» **QUOTED PASSAGE**
================

Kumite - Fighting Game Design Document



Sometimes you have an idea you can't keep out of your head. I've long been interested in the rare fighting games that break the conventions set by Street Fighter II, and wanted to take my own stab at a unique combat system. Kumite is a martial arts game that returns to a more deliberate, methodical style of play, inspired by games like Nidhogg, Virtua Fighter and Karate Tournament.

First I decided what to cut from the fighting game template. Combos, jumping, crouching, blocking inputs, anti-airs and overheads are gone. Special moves and unique characters are gone. It not only brings the amount of art and code needed down to more reasonable levels, but removes many fighting game concepts like the air and wakeup games in favour of footsies, where matches have the controlled pace of real martial arts fights. Damage is clearly readable and players know how many mistakes left they can afford to make in a match. 3D movement is intuitive and Ring outs mean players have to respect movement and positing much more than in traditional fighters. There are only three buttons used and no complex inputs.


The stance system is used to great effect in games like Bushido Blade, and keeps blocking as a tactical challenge. Guessing whether the opponent will attack high, medium or low is a raw 33% guess, but players telegraph their stance and are locked into longer attack animations than the average fighting game, so faking out a stance and countering opponent attacks is critical in Kumite. Evading into the foreground or background bypasses the stance guessing for a block and leaves the opponent open for a counterattack, but Evading without an attack to dodge puts the player at a large frame disadvantage and open to a Circular Attack.

I like to think all of this keeps much of what makes the genre great in a way that scratches a certain itch in seasoned fighting game veterans, and is more approachable to newcomers. 

The problem is, fighting games are very difficult to make. Neither my art or code skills are up to the task. To put my energy somewhere, I created this design document. The process was satisfying, and a valuable exercise in systems design.

I'd like to make Kumite someday, once someone gives me a team and a budget. In the meantime, the Kumite document can be viewed on Github.

================

» **YOUR TASKS**
• 1. In the Kumite text, which game is named as using the stance system to great effect?
• 2. List the games that the Kumite text names as inspirations for Kumite.

================

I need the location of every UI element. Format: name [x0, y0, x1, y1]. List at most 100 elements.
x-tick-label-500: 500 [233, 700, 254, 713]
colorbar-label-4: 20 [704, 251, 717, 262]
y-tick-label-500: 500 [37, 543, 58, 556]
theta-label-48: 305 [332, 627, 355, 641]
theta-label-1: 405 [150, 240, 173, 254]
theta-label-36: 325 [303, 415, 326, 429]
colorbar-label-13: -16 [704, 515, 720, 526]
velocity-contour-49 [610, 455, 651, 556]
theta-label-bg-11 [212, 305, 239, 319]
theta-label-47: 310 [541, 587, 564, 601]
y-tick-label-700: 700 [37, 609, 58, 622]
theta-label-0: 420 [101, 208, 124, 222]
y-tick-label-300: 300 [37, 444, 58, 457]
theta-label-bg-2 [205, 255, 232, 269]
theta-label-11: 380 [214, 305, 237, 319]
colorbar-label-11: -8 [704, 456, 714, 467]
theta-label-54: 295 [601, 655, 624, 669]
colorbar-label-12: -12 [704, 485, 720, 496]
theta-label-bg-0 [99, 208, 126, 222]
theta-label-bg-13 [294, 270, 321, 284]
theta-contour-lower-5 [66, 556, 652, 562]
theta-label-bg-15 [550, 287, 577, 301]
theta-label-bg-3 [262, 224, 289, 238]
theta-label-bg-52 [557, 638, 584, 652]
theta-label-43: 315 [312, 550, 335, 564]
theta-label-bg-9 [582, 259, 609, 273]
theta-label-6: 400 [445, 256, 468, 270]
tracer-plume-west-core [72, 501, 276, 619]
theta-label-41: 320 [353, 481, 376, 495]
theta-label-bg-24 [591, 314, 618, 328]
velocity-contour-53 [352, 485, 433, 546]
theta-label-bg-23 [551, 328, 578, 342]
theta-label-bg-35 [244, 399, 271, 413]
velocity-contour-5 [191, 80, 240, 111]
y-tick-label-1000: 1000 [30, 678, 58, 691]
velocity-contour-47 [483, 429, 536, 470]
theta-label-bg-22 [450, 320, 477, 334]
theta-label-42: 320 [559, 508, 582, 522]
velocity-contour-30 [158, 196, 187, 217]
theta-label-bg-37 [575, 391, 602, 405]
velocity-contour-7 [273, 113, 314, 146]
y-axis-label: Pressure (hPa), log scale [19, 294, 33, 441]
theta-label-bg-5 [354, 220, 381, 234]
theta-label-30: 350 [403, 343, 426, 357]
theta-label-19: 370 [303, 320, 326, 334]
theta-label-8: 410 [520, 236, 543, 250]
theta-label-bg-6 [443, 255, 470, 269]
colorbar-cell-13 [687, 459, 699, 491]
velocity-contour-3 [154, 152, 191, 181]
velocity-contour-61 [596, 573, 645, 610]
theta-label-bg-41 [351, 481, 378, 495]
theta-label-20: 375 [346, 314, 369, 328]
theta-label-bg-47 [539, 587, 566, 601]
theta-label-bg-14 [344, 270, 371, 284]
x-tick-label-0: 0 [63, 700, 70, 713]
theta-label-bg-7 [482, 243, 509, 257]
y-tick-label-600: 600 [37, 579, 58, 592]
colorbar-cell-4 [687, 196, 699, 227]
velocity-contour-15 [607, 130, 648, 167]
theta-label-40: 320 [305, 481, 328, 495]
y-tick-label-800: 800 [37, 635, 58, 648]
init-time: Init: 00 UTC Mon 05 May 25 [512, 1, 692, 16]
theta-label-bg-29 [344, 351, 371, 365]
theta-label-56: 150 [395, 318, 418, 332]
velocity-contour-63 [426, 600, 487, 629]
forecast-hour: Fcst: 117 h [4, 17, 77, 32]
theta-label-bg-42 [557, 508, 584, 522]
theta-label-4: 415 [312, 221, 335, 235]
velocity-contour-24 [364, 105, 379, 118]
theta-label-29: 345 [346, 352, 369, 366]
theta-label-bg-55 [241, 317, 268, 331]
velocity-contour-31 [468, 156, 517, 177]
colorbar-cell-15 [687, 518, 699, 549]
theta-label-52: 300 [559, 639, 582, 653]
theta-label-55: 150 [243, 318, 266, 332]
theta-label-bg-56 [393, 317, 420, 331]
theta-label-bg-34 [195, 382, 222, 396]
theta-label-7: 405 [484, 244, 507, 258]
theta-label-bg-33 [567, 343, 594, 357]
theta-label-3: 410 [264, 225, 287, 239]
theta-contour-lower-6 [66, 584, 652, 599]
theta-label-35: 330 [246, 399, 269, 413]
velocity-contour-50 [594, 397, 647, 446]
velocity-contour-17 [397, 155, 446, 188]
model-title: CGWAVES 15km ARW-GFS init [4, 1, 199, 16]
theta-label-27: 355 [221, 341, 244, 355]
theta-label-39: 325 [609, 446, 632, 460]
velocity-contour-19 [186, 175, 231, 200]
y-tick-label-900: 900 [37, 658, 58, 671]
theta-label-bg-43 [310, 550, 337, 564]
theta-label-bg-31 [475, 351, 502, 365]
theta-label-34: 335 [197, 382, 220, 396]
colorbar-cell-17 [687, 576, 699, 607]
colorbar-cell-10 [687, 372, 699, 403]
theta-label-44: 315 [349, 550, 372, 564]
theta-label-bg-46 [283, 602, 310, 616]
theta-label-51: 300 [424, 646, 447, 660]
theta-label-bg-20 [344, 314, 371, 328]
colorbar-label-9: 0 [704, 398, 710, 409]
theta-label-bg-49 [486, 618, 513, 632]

================

» **TASK ANSWERS**
• 1. Bushido Blade

• 2. Nidhogg, Virtua Fighter, Karate Tournament